** start of Records shown **

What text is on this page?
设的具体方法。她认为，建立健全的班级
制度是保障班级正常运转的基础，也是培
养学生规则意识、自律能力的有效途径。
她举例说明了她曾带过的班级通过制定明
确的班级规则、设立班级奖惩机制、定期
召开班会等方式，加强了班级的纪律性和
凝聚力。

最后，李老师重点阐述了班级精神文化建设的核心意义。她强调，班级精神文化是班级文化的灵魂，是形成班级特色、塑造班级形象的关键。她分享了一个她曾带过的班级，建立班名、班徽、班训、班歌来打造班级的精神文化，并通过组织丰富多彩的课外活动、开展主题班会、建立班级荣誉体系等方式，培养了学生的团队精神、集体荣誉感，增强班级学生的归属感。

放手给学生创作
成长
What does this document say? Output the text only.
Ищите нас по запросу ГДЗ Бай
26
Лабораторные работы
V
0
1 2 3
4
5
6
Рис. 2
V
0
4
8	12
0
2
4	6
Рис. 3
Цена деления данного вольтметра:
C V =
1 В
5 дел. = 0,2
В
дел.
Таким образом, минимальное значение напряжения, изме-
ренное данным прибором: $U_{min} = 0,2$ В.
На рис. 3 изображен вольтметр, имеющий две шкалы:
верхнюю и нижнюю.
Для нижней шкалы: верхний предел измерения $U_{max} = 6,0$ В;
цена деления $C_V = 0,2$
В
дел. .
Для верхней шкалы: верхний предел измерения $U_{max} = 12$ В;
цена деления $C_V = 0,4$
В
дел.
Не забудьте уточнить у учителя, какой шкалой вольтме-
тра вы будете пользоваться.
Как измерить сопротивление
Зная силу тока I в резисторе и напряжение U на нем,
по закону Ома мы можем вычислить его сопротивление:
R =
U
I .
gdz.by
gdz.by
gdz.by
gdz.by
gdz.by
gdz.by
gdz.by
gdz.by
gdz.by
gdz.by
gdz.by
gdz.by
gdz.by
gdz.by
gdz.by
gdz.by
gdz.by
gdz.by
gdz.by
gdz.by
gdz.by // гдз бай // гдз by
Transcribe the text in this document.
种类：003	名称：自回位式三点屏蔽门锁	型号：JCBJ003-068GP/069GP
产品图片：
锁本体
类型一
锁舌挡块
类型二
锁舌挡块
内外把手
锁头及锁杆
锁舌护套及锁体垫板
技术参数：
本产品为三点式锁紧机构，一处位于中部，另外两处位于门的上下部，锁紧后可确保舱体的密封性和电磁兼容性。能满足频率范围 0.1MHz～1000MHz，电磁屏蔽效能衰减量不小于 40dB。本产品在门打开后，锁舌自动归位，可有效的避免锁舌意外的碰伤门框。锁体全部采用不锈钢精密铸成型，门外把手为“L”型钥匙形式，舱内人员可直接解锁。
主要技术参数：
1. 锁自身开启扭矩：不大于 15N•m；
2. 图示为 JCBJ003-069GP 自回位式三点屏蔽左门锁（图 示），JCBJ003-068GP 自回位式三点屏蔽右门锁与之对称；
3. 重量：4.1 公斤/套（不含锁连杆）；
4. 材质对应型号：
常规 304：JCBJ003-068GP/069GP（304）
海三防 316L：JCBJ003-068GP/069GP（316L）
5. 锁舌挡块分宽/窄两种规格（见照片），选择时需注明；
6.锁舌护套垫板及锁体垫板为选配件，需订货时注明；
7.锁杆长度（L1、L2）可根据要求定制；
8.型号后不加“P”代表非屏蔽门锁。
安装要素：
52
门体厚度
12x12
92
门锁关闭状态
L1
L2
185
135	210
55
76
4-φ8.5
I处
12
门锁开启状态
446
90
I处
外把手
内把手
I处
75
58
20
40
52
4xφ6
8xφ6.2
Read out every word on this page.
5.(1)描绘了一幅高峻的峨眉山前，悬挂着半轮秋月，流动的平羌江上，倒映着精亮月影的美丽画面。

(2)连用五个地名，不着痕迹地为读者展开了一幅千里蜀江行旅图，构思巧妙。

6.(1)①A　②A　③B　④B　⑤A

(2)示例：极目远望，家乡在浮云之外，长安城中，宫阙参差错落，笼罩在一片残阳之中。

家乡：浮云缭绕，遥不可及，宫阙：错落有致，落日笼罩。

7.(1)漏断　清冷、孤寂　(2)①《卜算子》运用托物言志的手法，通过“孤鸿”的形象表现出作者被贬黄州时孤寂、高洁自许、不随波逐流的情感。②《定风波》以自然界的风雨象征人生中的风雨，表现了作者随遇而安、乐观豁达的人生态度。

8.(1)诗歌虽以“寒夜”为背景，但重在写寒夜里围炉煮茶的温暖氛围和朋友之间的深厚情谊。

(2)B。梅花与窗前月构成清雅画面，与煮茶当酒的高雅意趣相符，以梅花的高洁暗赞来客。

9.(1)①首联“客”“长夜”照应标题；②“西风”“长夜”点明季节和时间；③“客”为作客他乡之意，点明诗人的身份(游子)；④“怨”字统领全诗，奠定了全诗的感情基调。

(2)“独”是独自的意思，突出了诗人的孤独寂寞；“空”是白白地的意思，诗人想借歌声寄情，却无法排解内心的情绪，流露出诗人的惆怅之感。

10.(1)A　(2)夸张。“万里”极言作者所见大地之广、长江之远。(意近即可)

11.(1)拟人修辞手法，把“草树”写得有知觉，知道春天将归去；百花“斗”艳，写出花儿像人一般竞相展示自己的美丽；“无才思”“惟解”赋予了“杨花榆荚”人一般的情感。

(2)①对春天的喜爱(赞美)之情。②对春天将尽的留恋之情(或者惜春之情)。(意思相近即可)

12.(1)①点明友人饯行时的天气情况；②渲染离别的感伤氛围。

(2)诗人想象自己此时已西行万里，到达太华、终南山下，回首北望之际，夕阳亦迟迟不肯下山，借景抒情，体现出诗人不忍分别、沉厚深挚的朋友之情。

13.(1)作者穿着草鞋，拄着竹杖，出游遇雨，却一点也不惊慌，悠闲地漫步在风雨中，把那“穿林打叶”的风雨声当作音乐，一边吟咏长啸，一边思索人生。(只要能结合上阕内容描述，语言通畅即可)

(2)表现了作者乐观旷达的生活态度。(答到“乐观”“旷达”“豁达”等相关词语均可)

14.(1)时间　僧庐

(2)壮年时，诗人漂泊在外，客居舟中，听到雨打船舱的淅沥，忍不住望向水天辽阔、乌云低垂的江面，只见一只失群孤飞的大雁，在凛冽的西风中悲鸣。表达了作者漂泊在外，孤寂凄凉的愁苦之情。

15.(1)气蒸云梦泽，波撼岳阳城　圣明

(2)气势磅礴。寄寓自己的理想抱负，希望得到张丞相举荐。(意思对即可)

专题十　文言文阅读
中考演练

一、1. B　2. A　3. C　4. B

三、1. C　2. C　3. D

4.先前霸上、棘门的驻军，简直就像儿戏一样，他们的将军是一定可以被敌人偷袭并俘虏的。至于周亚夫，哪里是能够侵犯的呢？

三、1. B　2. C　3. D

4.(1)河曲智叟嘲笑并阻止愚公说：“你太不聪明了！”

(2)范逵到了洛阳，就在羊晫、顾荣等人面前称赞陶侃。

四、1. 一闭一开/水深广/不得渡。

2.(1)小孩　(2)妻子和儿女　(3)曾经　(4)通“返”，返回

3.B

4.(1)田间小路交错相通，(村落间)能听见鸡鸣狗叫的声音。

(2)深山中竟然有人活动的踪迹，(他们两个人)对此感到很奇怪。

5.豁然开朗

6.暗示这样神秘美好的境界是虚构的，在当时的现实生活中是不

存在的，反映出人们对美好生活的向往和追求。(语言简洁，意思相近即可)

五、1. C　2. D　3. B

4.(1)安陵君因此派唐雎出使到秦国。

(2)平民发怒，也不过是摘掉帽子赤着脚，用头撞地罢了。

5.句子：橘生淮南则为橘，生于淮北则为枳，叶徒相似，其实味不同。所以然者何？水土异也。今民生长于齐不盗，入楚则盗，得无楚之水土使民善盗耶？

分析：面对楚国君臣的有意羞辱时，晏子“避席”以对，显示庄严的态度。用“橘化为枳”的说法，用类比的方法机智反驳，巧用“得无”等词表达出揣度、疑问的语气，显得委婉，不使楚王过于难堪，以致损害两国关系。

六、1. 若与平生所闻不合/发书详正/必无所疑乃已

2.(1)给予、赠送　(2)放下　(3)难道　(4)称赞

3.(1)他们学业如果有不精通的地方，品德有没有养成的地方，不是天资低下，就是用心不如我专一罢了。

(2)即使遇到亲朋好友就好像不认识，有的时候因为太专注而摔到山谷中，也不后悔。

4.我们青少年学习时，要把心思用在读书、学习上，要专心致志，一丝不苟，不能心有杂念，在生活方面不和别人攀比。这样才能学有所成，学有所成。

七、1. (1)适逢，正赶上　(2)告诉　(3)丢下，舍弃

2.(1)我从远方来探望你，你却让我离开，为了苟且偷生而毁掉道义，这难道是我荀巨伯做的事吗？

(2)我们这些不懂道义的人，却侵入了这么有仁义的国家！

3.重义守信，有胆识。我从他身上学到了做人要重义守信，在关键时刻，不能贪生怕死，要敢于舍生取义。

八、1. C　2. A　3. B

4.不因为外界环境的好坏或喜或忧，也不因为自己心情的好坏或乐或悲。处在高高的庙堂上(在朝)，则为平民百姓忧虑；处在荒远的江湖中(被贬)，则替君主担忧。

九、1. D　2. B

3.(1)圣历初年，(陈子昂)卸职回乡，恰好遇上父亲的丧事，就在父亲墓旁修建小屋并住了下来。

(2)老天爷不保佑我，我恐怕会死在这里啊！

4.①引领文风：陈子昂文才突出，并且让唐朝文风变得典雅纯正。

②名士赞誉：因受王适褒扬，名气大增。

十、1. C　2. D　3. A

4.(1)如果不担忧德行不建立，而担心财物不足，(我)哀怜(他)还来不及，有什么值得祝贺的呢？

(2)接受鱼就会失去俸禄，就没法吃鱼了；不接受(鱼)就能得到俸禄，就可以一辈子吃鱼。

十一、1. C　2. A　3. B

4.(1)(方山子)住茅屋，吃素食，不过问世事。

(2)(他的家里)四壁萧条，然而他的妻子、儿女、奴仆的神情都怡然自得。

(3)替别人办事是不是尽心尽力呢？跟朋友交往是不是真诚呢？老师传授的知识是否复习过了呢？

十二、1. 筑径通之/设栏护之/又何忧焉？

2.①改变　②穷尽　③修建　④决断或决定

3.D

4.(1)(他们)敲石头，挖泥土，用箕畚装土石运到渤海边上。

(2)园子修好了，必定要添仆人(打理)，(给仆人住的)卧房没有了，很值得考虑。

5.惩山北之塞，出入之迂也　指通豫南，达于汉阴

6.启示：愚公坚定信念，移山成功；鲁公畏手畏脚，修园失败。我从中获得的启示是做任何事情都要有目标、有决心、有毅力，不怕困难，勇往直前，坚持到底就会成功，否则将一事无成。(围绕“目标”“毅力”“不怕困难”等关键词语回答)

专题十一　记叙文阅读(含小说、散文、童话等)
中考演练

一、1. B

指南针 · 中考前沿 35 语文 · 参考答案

** end of Records shown **

Stated task:
Return all lines containing "предел".

The output:
Для нижней шкалы: верхний предел измерения $U_{max} = 6,0$ В;
Для верхней шкалы: верхний предел измерения $U_{max} = 12$ В;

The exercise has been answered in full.